(Items from a figure collection)

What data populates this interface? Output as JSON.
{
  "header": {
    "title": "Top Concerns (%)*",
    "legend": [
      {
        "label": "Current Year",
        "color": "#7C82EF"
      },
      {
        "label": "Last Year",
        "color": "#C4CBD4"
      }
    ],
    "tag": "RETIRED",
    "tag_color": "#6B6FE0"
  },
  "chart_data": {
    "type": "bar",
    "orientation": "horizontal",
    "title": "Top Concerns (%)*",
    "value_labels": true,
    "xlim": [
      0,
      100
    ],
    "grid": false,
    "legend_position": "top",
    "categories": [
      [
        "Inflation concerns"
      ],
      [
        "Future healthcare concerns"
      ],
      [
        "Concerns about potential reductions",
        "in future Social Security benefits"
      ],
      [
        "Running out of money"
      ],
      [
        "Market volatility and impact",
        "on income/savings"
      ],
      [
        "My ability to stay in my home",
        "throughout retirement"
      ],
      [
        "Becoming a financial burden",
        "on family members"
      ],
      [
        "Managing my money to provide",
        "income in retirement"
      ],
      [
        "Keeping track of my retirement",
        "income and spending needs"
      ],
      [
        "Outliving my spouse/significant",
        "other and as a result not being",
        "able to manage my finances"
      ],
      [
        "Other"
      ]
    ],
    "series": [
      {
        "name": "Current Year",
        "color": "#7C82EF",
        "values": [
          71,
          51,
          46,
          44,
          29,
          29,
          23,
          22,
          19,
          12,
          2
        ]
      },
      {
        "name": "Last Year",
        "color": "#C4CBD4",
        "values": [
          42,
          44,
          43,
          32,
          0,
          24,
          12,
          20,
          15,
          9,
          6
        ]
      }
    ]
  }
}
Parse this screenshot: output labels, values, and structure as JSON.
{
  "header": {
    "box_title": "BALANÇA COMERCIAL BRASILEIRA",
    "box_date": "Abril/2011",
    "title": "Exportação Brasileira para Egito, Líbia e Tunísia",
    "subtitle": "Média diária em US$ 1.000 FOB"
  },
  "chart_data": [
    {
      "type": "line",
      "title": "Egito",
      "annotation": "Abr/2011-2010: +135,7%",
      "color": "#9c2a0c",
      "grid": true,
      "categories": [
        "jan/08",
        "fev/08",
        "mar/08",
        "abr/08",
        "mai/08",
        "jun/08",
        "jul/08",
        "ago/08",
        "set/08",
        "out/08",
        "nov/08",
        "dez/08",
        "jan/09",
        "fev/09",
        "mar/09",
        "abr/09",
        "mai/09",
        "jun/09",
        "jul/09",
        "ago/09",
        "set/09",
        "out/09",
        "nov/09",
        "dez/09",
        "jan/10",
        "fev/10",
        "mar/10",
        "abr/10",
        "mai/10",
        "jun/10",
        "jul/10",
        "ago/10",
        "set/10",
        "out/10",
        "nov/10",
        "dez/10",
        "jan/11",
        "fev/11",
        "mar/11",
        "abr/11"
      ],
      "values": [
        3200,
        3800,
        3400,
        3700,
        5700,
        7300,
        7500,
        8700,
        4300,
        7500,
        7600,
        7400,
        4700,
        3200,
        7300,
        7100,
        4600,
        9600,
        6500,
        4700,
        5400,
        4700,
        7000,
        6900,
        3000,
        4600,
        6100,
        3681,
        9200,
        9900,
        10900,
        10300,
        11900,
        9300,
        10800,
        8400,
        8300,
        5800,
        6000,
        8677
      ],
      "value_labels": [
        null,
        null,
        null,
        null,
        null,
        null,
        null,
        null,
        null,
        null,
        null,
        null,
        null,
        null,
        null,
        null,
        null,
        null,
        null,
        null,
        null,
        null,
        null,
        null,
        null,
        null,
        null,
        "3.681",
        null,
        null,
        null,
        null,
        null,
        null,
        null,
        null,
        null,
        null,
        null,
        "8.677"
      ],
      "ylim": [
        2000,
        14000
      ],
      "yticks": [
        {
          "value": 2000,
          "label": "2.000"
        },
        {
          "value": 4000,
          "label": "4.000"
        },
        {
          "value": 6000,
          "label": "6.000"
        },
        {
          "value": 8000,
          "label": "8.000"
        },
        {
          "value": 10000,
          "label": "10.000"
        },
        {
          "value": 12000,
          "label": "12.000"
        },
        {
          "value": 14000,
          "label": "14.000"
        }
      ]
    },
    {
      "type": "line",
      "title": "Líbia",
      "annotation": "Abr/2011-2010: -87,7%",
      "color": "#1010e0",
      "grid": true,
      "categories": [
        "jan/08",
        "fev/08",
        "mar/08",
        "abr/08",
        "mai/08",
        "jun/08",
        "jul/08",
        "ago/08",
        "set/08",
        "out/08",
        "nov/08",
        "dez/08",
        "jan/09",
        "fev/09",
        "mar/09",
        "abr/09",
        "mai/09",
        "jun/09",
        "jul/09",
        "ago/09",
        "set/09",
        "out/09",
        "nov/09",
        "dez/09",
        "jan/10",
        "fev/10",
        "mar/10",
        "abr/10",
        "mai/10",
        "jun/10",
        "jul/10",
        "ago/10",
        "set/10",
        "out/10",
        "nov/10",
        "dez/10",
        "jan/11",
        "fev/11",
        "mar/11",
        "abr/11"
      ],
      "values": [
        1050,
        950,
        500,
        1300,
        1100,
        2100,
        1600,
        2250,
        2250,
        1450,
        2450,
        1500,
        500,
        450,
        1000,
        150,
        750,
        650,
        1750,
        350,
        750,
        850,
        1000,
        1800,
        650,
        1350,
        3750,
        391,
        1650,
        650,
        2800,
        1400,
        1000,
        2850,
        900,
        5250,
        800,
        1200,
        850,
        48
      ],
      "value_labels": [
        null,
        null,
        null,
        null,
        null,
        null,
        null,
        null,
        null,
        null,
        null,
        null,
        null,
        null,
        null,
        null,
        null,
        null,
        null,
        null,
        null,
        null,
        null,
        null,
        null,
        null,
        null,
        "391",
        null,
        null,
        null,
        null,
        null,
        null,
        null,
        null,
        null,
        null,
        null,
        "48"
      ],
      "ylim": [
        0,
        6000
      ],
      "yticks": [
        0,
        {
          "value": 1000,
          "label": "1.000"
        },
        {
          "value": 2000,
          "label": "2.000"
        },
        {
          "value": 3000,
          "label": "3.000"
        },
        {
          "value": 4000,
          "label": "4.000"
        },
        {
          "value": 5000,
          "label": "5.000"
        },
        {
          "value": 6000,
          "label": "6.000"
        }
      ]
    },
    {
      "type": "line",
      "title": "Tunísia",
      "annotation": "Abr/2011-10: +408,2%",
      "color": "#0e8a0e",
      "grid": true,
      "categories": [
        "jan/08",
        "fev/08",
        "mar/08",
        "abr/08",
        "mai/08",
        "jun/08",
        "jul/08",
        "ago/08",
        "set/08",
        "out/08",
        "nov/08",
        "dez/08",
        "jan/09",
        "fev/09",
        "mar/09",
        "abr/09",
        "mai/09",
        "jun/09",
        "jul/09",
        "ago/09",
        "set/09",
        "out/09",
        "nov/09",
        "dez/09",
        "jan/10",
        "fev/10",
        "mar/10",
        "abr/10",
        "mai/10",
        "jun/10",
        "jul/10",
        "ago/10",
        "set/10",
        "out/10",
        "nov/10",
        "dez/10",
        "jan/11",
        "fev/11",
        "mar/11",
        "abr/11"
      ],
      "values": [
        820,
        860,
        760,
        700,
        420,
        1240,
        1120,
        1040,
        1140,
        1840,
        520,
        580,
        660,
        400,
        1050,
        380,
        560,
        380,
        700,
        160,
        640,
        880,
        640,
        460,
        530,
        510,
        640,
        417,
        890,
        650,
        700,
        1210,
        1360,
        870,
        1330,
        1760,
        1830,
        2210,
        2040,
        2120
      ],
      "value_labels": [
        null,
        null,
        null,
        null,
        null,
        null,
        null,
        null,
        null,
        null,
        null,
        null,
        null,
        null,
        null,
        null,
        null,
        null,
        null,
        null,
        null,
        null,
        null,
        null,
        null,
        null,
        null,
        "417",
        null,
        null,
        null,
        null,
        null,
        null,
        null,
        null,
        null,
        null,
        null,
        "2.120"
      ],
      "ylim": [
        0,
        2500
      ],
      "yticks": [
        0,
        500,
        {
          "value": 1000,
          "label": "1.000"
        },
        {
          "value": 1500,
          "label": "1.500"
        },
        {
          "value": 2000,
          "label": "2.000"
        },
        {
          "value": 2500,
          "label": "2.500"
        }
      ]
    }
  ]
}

Do this:
In the records above, find the lines containing "Current" and copy them.

Answer to this task:
        "label": "Current Year",
        "name": "Current Year",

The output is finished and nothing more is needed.